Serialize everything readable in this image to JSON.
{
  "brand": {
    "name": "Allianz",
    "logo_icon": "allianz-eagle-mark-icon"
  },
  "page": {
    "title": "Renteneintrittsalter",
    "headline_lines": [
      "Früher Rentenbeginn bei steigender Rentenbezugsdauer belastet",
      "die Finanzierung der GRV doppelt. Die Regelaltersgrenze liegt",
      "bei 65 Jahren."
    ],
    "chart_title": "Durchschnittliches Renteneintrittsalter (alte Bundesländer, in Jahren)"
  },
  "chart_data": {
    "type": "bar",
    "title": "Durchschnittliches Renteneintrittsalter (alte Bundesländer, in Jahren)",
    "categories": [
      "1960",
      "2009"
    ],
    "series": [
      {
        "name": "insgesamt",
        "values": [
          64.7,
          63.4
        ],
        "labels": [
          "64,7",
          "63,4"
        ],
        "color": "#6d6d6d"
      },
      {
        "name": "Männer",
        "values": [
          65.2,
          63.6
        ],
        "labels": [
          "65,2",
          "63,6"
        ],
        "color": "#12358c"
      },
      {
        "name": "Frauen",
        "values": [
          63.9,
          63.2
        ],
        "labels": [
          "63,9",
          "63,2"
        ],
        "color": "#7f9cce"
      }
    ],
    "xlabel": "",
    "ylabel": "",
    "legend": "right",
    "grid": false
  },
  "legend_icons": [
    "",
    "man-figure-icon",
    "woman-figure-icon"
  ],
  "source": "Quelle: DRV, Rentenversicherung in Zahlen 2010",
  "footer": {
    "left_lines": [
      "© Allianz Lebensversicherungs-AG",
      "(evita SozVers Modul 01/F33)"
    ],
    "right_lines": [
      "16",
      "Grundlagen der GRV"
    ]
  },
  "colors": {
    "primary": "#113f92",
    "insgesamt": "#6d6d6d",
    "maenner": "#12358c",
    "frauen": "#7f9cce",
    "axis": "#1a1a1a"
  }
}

##############################

**Stated goal**
Retype every entry above, word for word.

**Completed exercise**
Serialize everything readable in this image to JSON.
{
  "brand": {
    "name": "Allianz",
    "logo_icon": "allianz-eagle-mark-icon"
  },
  "page": {
    "title": "Renteneintrittsalter",
    "headline_lines": [
      "Früher Rentenbeginn bei steigender Rentenbezugsdauer belastet",
      "die Finanzierung der GRV doppelt. Die Regelaltersgrenze liegt",
      "bei 65 Jahren."
    ],
    "chart_title": "Durchschnittliches Renteneintrittsalter (alte Bundesländer, in Jahren)"
  },
  "chart_data": {
    "type": "bar",
    "title": "Durchschnittliches Renteneintrittsalter (alte Bundesländer, in Jahren)",
    "categories": [
      "1960",
      "2009"
    ],
    "series": [
      {
        "name": "insgesamt",
        "values": [
          64.7,
          63.4
        ],
        "labels": [
          "64,7",
          "63,4"
        ],
        "color": "#6d6d6d"
      },
      {
        "name": "Männer",
        "values": [
          65.2,
          63.6
        ],
        "labels": [
          "65,2",
          "63,6"
        ],
        "color": "#12358c"
      },
      {
        "name": "Frauen",
        "values": [
          63.9,
          63.2
        ],
        "labels": [
          "63,9",
          "63,2"
        ],
        "color": "#7f9cce"
      }
    ],
    "xlabel": "",
    "ylabel": "",
    "legend": "right",
    "grid": false
  },
  "legend_icons": [
    "",
    "man-figure-icon",
    "woman-figure-icon"
  ],
  "source": "Quelle: DRV, Rentenversicherung in Zahlen 2010",
  "footer": {
    "left_lines": [
      "© Allianz Lebensversicherungs-AG",
      "(evita SozVers Modul 01/F33)"
    ],
    "right_lines": [
      "16",
      "Grundlagen der GRV"
    ]
  },
  "colors": {
    "primary": "#113f92",
    "insgesamt": "#6d6d6d",
    "maenner": "#12358c",
    "frauen": "#7f9cce",
    "axis": "#1a1a1a"
  }
}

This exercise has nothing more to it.